▶ **Given information**
══════════

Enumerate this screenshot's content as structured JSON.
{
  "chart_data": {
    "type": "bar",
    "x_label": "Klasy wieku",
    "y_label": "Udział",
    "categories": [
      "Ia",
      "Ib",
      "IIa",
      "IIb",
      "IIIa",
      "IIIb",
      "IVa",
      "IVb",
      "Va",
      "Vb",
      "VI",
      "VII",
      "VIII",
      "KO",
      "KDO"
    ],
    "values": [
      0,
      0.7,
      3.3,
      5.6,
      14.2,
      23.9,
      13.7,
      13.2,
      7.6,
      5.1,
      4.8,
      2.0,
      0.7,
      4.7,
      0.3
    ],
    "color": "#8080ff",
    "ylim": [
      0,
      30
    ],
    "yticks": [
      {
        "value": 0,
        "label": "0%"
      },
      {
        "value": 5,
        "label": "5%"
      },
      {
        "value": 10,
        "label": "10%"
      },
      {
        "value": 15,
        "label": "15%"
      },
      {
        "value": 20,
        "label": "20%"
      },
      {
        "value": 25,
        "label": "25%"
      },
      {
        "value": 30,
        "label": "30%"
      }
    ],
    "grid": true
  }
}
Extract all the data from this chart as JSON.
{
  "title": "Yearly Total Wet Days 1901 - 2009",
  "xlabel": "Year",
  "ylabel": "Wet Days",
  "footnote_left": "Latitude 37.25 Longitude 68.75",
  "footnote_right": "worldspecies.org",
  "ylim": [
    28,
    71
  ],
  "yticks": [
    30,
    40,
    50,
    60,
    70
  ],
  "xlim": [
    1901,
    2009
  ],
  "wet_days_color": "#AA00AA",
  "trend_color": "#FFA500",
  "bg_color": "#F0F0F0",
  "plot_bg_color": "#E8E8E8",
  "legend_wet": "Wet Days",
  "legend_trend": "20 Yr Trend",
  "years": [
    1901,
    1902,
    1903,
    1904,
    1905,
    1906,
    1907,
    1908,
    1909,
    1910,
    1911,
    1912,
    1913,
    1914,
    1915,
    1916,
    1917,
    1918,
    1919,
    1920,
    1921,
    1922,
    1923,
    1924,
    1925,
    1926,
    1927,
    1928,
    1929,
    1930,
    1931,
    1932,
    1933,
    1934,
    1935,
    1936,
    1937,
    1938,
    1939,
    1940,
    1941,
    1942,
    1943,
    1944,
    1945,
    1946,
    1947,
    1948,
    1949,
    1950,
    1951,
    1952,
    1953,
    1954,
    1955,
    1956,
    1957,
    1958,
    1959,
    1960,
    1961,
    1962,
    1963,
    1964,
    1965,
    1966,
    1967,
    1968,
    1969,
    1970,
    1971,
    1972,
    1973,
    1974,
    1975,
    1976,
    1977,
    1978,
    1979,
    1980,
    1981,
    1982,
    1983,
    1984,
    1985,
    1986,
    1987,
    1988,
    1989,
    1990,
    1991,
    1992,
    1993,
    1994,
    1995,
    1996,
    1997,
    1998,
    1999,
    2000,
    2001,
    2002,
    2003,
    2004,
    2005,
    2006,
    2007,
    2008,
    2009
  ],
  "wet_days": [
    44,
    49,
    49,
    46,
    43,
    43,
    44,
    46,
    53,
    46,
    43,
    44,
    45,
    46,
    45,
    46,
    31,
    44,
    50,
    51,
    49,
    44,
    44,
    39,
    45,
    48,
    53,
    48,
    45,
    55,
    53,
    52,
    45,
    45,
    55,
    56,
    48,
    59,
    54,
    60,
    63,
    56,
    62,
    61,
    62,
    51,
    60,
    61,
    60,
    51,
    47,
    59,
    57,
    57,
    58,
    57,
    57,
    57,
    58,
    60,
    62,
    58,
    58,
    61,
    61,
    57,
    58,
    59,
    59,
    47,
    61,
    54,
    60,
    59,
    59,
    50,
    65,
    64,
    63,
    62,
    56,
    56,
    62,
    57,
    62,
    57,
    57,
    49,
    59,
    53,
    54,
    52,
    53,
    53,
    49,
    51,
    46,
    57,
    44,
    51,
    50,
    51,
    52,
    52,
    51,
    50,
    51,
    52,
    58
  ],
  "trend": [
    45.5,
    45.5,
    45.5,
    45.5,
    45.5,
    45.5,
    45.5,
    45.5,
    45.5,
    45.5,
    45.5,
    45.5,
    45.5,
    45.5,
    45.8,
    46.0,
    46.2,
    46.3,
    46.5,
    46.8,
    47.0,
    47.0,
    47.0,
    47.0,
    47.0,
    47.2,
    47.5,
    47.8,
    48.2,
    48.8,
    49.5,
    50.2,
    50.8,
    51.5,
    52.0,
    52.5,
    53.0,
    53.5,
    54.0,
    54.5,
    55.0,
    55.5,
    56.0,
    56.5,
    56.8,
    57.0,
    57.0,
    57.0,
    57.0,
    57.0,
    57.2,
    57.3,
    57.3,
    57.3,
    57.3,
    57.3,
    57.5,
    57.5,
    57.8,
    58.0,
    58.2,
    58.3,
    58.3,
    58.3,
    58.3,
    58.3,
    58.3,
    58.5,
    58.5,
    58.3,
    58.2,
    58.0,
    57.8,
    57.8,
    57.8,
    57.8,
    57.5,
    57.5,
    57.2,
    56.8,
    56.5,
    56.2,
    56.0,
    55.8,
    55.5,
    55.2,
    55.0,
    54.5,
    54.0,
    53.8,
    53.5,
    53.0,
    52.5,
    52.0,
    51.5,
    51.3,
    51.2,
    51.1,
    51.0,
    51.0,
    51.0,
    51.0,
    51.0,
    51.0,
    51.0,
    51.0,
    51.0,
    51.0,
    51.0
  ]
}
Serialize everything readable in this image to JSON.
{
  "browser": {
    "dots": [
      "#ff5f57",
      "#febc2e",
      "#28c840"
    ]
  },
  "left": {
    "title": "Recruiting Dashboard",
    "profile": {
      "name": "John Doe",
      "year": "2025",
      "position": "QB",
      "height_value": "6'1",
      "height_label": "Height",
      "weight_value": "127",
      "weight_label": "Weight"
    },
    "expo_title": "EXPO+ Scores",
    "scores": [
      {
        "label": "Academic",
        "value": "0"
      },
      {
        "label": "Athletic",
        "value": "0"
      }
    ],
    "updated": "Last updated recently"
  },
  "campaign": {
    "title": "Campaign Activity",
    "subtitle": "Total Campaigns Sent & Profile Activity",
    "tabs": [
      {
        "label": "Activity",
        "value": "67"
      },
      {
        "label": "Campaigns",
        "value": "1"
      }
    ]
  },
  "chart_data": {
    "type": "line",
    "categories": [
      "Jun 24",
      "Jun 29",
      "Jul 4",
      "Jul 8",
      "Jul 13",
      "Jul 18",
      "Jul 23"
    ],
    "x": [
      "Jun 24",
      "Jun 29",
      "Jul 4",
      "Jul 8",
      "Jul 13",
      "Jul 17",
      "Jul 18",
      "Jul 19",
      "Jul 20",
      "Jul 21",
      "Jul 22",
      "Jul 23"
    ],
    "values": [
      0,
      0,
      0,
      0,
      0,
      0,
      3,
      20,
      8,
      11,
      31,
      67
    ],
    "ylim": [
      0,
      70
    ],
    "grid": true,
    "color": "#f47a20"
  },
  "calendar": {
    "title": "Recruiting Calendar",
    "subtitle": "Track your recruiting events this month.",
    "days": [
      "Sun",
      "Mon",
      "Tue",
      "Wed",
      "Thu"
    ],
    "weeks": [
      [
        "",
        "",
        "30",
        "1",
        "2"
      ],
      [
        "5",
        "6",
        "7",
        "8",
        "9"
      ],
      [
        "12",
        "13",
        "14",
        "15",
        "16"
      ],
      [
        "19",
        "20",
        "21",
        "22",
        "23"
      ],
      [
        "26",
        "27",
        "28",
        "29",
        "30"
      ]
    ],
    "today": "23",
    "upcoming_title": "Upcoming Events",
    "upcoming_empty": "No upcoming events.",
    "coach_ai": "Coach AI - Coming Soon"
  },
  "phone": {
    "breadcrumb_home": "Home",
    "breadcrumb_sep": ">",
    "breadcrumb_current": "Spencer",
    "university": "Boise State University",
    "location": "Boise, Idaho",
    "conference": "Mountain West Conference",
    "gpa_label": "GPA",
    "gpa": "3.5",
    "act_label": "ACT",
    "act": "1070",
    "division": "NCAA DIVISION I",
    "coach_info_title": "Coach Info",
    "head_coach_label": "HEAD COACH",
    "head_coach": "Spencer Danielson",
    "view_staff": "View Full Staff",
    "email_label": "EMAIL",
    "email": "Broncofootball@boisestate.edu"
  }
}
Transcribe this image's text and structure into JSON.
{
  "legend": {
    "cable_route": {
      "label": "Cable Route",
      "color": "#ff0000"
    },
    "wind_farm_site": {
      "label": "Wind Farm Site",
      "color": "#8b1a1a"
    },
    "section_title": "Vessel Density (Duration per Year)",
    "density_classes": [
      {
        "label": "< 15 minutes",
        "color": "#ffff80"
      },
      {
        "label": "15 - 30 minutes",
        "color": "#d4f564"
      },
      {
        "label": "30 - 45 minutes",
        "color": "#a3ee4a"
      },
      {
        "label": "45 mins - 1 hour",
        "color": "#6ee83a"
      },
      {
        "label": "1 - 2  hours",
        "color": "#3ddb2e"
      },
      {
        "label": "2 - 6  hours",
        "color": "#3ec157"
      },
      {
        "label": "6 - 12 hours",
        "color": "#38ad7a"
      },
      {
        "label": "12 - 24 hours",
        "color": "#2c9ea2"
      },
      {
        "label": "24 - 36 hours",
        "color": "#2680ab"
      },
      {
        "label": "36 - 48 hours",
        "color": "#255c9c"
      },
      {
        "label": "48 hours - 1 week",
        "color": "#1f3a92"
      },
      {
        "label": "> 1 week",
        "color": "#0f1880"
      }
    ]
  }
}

══════════

▶ **Written exercise**
Lines of the material that contain the word "Activity" are to be gathered.

▶ **Right answer**
    "title": "Campaign Activity",
    "subtitle": "Total Campaigns Sent & Profile Activity",
        "label": "Activity",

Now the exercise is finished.